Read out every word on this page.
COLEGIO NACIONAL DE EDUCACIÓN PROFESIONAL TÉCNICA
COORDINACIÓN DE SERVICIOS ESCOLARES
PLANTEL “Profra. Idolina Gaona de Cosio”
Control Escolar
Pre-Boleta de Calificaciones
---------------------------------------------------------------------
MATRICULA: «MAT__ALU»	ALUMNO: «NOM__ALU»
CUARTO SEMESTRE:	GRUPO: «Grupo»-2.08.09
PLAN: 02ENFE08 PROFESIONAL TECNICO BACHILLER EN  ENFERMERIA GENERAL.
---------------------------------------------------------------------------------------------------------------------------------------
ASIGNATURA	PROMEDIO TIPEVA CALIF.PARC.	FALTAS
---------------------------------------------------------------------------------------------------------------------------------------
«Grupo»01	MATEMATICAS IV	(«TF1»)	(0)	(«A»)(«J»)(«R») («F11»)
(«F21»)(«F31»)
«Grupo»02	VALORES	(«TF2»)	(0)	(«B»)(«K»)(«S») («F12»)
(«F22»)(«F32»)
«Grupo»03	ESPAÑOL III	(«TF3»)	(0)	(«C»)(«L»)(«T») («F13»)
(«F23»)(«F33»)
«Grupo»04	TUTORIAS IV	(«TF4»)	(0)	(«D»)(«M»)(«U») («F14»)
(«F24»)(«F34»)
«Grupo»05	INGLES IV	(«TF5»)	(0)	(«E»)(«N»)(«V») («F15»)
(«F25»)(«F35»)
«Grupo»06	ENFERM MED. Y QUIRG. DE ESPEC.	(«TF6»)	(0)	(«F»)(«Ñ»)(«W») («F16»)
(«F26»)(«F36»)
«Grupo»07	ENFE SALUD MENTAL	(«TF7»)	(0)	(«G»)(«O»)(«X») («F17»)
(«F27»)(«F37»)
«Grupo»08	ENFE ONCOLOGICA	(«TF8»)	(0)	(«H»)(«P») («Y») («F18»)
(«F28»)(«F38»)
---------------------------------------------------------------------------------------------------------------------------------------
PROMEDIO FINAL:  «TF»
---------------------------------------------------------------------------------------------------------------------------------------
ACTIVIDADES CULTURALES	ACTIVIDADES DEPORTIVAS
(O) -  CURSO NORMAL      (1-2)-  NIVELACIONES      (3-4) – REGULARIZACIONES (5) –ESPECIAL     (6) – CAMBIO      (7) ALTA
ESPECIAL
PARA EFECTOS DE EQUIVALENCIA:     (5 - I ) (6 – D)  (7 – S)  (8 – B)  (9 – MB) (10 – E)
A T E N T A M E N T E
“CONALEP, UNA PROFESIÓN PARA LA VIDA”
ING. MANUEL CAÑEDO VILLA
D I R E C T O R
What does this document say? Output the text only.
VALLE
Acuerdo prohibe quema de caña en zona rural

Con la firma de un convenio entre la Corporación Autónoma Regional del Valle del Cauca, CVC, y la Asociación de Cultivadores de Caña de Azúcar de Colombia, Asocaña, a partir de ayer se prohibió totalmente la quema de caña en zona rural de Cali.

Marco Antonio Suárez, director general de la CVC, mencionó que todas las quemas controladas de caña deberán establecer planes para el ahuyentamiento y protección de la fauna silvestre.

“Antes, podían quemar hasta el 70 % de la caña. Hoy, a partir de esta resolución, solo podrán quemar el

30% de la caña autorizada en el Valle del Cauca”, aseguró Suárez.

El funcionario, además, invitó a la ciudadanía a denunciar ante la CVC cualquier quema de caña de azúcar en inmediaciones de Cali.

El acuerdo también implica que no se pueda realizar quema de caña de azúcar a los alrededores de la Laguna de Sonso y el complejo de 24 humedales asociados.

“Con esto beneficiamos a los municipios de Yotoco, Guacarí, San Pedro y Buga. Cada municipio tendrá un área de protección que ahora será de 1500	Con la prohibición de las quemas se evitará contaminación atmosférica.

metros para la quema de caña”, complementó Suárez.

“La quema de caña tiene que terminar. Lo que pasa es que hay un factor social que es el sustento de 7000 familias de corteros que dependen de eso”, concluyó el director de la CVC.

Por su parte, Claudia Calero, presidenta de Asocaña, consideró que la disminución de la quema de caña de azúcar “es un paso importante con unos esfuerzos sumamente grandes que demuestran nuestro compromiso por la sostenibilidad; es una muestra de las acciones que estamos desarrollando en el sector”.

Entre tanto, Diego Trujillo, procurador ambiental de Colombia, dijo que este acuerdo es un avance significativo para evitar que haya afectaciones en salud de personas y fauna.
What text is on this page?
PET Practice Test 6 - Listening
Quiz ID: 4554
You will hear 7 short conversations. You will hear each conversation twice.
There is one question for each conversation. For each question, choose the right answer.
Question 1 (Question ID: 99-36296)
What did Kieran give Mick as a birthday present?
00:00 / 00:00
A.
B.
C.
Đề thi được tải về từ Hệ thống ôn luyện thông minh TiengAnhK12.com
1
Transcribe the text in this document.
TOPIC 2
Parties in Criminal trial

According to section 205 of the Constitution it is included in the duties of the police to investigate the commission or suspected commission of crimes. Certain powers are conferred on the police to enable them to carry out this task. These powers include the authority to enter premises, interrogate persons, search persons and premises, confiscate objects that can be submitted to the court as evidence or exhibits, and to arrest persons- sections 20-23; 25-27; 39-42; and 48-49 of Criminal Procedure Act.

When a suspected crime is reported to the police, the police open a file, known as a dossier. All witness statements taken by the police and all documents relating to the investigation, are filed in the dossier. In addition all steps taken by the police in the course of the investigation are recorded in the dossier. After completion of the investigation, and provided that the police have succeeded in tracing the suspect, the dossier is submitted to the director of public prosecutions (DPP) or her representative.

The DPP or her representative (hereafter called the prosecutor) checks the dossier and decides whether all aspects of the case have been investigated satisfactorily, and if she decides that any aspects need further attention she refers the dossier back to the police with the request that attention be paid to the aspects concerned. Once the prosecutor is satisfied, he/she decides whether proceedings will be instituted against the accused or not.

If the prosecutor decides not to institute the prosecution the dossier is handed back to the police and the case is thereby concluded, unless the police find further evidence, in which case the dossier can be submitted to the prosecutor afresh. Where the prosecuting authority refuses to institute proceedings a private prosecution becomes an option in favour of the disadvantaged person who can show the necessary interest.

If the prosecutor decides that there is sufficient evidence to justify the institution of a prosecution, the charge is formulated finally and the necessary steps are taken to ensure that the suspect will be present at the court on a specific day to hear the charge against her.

(Short task): Write down only the number of lines that contain the string "Asocaña" in the listing.

(Output of the task): 2